-- begin EXERCISE DATA --

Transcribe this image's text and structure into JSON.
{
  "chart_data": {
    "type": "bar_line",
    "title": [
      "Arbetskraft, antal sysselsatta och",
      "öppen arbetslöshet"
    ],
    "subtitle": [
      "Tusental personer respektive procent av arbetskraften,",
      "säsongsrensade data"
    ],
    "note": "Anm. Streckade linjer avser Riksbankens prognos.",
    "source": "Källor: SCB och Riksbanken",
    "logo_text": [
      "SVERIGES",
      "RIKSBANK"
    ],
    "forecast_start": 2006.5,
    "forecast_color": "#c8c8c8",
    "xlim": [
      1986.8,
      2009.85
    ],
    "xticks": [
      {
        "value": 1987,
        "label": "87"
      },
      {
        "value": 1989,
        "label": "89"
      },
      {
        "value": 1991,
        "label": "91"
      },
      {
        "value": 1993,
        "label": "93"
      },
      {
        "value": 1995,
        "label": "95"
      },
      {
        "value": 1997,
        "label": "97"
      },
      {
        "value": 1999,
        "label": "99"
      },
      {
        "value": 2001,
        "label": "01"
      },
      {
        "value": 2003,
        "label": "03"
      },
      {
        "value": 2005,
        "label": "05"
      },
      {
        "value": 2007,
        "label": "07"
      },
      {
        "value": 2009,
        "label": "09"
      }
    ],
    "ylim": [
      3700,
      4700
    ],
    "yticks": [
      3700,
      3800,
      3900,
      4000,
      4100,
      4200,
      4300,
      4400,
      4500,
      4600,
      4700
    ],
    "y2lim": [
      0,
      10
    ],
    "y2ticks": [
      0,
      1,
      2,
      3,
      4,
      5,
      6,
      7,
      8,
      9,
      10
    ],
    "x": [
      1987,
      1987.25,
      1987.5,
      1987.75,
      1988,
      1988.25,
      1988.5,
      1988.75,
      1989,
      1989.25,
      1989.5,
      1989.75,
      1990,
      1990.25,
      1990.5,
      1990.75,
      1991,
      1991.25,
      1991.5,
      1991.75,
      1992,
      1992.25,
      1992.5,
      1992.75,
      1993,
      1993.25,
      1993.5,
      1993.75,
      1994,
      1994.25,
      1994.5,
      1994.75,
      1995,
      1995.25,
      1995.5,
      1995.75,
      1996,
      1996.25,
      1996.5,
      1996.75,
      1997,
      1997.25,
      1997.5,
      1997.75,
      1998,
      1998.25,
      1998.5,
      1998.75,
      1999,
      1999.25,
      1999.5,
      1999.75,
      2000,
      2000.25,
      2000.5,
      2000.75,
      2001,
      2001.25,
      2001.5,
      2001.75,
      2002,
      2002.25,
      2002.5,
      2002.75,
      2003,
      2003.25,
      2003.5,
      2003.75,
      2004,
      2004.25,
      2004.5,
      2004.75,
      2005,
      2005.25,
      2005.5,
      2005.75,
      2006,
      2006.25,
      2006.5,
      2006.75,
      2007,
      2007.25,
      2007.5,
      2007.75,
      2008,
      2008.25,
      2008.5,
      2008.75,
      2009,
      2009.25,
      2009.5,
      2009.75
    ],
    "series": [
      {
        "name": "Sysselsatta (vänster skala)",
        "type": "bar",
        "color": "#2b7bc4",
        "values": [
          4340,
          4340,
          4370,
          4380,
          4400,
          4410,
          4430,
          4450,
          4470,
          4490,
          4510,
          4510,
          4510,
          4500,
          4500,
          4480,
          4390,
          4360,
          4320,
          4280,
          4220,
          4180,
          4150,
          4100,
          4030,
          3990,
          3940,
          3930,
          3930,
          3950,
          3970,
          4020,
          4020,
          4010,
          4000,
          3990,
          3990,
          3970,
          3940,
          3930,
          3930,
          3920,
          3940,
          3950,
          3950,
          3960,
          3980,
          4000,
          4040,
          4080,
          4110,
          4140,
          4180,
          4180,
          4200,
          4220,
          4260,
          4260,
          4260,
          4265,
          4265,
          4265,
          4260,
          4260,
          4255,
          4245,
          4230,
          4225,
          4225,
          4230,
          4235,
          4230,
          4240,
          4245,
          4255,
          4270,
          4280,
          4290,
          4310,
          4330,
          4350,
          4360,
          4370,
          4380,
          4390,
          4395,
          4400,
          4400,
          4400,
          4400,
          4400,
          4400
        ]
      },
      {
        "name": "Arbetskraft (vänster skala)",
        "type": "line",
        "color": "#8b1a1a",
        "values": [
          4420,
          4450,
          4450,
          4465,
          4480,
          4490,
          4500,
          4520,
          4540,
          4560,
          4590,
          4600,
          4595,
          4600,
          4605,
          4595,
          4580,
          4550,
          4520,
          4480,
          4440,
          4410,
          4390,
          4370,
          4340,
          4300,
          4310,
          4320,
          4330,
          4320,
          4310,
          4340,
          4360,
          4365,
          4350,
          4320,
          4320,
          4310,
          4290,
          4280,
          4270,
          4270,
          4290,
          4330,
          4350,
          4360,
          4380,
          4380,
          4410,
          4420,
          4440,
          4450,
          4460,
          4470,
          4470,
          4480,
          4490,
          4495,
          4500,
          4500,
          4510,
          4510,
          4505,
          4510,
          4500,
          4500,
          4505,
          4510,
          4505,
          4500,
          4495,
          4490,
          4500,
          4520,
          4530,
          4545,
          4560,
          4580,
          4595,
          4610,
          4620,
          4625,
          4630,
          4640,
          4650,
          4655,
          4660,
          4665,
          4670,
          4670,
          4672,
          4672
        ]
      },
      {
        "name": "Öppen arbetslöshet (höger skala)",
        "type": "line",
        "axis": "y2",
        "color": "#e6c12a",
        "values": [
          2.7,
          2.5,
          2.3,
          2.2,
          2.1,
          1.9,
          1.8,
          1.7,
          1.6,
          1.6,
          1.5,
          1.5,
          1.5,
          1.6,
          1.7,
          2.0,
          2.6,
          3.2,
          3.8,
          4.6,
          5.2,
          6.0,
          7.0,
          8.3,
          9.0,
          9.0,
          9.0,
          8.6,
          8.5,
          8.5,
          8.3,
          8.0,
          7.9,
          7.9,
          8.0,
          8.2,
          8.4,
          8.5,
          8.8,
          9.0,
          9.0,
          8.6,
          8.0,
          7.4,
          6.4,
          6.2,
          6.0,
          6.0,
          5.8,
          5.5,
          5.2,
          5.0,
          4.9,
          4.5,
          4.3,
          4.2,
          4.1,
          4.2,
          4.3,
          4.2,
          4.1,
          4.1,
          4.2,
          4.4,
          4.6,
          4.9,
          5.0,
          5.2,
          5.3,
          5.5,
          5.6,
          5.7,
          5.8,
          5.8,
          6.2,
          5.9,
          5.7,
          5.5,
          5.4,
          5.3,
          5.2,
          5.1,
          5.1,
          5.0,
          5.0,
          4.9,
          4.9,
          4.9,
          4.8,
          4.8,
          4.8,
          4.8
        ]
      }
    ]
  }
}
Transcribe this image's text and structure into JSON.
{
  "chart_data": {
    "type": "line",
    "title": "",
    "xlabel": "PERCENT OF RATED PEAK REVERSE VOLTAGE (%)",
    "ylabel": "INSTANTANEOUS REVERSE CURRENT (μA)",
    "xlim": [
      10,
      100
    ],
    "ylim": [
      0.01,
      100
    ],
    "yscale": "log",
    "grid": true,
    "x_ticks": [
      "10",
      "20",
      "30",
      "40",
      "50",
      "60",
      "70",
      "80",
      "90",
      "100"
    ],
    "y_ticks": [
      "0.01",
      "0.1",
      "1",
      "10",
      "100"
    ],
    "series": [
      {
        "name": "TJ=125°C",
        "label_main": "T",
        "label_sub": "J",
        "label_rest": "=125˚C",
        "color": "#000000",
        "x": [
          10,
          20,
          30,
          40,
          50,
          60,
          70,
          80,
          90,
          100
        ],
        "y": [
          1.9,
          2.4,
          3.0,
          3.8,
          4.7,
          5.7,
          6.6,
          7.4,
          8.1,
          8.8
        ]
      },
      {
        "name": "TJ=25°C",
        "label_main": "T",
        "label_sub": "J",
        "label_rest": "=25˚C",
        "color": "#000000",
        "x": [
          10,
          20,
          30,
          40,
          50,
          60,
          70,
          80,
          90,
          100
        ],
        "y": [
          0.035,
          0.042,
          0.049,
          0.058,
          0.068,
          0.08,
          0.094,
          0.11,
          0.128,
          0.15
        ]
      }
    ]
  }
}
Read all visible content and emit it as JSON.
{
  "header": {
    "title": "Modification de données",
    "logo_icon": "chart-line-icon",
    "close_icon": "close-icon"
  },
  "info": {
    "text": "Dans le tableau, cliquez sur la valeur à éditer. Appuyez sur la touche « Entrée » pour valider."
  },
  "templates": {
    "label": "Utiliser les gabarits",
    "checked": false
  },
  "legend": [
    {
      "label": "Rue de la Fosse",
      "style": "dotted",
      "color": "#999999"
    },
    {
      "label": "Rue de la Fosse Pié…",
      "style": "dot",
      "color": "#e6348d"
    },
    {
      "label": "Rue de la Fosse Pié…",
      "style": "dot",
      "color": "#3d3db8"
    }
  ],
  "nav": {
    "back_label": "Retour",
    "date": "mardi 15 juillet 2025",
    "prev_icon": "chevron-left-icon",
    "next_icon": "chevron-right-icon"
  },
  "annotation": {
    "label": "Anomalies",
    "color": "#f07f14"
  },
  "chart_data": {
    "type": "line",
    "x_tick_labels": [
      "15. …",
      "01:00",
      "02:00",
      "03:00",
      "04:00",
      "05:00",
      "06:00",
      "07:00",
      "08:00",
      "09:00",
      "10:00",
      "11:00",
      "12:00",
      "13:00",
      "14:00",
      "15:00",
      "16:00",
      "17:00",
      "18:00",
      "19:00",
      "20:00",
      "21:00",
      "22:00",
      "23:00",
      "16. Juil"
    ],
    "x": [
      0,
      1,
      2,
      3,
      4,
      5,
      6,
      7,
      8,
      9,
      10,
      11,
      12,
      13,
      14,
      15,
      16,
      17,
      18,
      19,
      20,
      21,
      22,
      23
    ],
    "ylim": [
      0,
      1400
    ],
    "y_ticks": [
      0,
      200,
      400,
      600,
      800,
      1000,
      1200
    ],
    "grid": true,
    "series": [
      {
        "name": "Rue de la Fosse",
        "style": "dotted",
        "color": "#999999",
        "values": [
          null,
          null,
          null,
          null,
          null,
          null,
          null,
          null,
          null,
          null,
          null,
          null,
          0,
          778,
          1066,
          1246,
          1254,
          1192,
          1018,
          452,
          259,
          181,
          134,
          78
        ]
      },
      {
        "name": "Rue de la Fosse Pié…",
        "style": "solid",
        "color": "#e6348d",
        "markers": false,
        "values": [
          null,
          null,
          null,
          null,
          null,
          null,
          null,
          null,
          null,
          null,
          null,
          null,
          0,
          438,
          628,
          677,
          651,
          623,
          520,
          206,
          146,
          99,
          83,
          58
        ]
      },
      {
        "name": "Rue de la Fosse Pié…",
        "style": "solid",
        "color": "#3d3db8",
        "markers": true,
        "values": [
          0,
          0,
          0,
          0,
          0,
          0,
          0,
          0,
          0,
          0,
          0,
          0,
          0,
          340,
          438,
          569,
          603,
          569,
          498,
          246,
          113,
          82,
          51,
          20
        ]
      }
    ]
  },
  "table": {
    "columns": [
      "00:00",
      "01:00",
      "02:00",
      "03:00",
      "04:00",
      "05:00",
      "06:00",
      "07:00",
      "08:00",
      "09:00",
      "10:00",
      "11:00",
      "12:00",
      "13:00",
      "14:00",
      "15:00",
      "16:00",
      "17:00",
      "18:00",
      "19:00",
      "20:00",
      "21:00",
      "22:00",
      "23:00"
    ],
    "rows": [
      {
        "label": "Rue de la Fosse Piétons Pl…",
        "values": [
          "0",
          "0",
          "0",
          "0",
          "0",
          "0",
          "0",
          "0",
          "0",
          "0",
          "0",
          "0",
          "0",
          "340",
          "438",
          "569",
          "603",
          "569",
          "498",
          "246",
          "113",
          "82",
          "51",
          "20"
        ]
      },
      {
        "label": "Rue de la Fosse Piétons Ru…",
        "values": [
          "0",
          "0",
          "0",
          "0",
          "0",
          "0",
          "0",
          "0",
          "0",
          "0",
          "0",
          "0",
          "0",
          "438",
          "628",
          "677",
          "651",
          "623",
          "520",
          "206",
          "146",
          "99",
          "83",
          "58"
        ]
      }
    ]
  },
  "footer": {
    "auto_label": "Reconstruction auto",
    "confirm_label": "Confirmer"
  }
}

-- end EXERCISE DATA --

TASK OBJECTIVE:
Show, from the listing above, each line that contains the word "name".

SOLUTION TO THIS TASK:
        "name": "Sysselsatta (vänster skala)",
        "name": "Arbetskraft (vänster skala)",
        "name": "Öppen arbetslöshet (höger skala)",
        "name": "TJ=125°C",
        "name": "TJ=25°C",
        "name": "Rue de la Fosse",
        "name": "Rue de la Fosse Pié…",
        "name": "Rue de la Fosse Pié…",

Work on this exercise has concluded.